(Lines of data)
--*--
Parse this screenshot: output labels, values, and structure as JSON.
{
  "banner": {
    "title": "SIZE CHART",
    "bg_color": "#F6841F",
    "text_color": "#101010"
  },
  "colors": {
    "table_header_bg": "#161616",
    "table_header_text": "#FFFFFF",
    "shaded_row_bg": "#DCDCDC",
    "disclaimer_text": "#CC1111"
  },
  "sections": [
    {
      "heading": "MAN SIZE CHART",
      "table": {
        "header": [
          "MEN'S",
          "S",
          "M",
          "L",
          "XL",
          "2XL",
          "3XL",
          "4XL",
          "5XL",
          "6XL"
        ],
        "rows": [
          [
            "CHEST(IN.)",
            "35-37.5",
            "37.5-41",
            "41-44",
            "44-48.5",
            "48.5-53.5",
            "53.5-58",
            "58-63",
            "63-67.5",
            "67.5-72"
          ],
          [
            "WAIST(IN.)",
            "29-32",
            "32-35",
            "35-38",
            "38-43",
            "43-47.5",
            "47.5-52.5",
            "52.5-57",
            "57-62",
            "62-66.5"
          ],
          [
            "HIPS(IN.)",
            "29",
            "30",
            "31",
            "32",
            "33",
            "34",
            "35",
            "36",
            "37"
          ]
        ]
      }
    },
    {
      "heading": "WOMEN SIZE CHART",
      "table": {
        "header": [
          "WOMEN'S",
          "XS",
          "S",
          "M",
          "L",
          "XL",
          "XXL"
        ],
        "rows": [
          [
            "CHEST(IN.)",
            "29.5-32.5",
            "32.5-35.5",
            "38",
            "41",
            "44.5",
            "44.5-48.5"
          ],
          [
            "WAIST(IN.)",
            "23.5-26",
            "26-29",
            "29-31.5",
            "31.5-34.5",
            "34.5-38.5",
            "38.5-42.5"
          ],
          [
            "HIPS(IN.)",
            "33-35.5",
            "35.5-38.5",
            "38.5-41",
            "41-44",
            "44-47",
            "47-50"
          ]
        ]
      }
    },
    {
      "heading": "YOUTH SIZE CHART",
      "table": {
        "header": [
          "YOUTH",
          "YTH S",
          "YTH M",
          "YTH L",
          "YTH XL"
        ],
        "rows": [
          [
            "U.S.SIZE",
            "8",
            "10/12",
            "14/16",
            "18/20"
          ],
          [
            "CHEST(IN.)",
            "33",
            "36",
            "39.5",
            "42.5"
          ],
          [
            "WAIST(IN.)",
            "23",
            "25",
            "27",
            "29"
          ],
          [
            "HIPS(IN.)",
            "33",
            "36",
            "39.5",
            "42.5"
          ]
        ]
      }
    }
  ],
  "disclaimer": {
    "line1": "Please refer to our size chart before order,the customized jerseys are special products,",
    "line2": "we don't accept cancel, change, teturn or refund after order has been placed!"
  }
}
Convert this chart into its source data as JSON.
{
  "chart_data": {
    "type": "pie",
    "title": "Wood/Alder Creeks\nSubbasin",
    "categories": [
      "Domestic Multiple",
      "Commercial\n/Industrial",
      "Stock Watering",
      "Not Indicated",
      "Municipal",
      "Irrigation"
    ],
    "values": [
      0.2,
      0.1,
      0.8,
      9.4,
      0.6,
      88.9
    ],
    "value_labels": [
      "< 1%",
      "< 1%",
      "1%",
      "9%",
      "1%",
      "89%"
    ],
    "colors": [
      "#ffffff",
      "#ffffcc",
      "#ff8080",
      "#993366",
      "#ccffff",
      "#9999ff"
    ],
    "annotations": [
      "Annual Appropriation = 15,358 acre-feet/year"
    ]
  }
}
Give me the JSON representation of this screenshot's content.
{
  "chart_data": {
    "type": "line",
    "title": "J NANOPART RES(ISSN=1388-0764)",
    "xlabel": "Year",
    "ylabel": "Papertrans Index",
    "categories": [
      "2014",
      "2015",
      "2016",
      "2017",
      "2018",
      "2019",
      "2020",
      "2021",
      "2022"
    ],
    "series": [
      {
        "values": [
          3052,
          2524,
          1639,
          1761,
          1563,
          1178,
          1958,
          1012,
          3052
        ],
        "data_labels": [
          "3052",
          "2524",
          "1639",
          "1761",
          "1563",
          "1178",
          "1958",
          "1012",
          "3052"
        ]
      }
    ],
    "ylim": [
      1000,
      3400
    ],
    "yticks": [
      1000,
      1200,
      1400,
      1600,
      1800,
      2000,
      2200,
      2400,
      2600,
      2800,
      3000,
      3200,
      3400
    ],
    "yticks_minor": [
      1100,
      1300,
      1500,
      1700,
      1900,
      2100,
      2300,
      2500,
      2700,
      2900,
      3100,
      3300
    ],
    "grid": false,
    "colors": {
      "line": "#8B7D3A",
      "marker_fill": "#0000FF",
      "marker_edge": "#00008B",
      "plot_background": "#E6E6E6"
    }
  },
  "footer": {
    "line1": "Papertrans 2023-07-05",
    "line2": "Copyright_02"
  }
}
--*--
* DIRECTIONS:
Extract all of the data exactly as written.

* RESPONSE:
Parse this screenshot: output labels, values, and structure as JSON.
{
  "banner": {
    "title": "SIZE CHART",
    "bg_color": "#F6841F",
    "text_color": "#101010"
  },
  "colors": {
    "table_header_bg": "#161616",
    "table_header_text": "#FFFFFF",
    "shaded_row_bg": "#DCDCDC",
    "disclaimer_text": "#CC1111"
  },
  "sections": [
    {
      "heading": "MAN SIZE CHART",
      "table": {
        "header": [
          "MEN'S",
          "S",
          "M",
          "L",
          "XL",
          "2XL",
          "3XL",
          "4XL",
          "5XL",
          "6XL"
        ],
        "rows": [
          [
            "CHEST(IN.)",
            "35-37.5",
            "37.5-41",
            "41-44",
            "44-48.5",
            "48.5-53.5",
            "53.5-58",
            "58-63",
            "63-67.5",
            "67.5-72"
          ],
          [
            "WAIST(IN.)",
            "29-32",
            "32-35",
            "35-38",
            "38-43",
            "43-47.5",
            "47.5-52.5",
            "52.5-57",
            "57-62",
            "62-66.5"
          ],
          [
            "HIPS(IN.)",
            "29",
            "30",
            "31",
            "32",
            "33",
            "34",
            "35",
            "36",
            "37"
          ]
        ]
      }
    },
    {
      "heading": "WOMEN SIZE CHART",
      "table": {
        "header": [
          "WOMEN'S",
          "XS",
          "S",
          "M",
          "L",
          "XL",
          "XXL"
        ],
        "rows": [
          [
            "CHEST(IN.)",
            "29.5-32.5",
            "32.5-35.5",
            "38",
            "41",
            "44.5",
            "44.5-48.5"
          ],
          [
            "WAIST(IN.)",
            "23.5-26",
            "26-29",
            "29-31.5",
            "31.5-34.5",
            "34.5-38.5",
            "38.5-42.5"
          ],
          [
            "HIPS(IN.)",
            "33-35.5",
            "35.5-38.5",
            "38.5-41",
            "41-44",
            "44-47",
            "47-50"
          ]
        ]
      }
    },
    {
      "heading": "YOUTH SIZE CHART",
      "table": {
        "header": [
          "YOUTH",
          "YTH S",
          "YTH M",
          "YTH L",
          "YTH XL"
        ],
        "rows": [
          [
            "U.S.SIZE",
            "8",
            "10/12",
            "14/16",
            "18/20"
          ],
          [
            "CHEST(IN.)",
            "33",
            "36",
            "39.5",
            "42.5"
          ],
          [
            "WAIST(IN.)",
            "23",
            "25",
            "27",
            "29"
          ],
          [
            "HIPS(IN.)",
            "33",
            "36",
            "39.5",
            "42.5"
          ]
        ]
      }
    }
  ],
  "disclaimer": {
    "line1": "Please refer to our size chart before order,the customized jerseys are special products,",
    "line2": "we don't accept cancel, change, teturn or refund after order has been placed!"
  }
}
Convert this chart into its source data as JSON.
{
  "chart_data": {
    "type": "pie",
    "title": "Wood/Alder Creeks\nSubbasin",
    "categories": [
      "Domestic Multiple",
      "Commercial\n/Industrial",
      "Stock Watering",
      "Not Indicated",
      "Municipal",
      "Irrigation"
    ],
    "values": [
      0.2,
      0.1,
      0.8,
      9.4,
      0.6,
      88.9
    ],
    "value_labels": [
      "< 1%",
      "< 1%",
      "1%",
      "9%",
      "1%",
      "89%"
    ],
    "colors": [
      "#ffffff",
      "#ffffcc",
      "#ff8080",
      "#993366",
      "#ccffff",
      "#9999ff"
    ],
    "annotations": [
      "Annual Appropriation = 15,358 acre-feet/year"
    ]
  }
}
Give me the JSON representation of this screenshot's content.
{
  "chart_data": {
    "type": "line",
    "title": "J NANOPART RES(ISSN=1388-0764)",
    "xlabel": "Year",
    "ylabel": "Papertrans Index",
    "categories": [
      "2014",
      "2015",
      "2016",
      "2017",
      "2018",
      "2019",
      "2020",
      "2021",
      "2022"
    ],
    "series": [
      {
        "values": [
          3052,
          2524,
          1639,
          1761,
          1563,
          1178,
          1958,
          1012,
          3052
        ],
        "data_labels": [
          "3052",
          "2524",
          "1639",
          "1761",
          "1563",
          "1178",
          "1958",
          "1012",
          "3052"
        ]
      }
    ],
    "ylim": [
      1000,
      3400
    ],
    "yticks": [
      1000,
      1200,
      1400,
      1600,
      1800,
      2000,
      2200,
      2400,
      2600,
      2800,
      3000,
      3200,
      3400
    ],
    "yticks_minor": [
      1100,
      1300,
      1500,
      1700,
      1900,
      2100,
      2300,
      2500,
      2700,
      2900,
      3100,
      3300
    ],
    "grid": false,
    "colors": {
      "line": "#8B7D3A",
      "marker_fill": "#0000FF",
      "marker_edge": "#00008B",
      "plot_background": "#E6E6E6"
    }
  },
  "footer": {
    "line1": "Papertrans 2023-07-05",
    "line2": "Copyright_02"
  }
}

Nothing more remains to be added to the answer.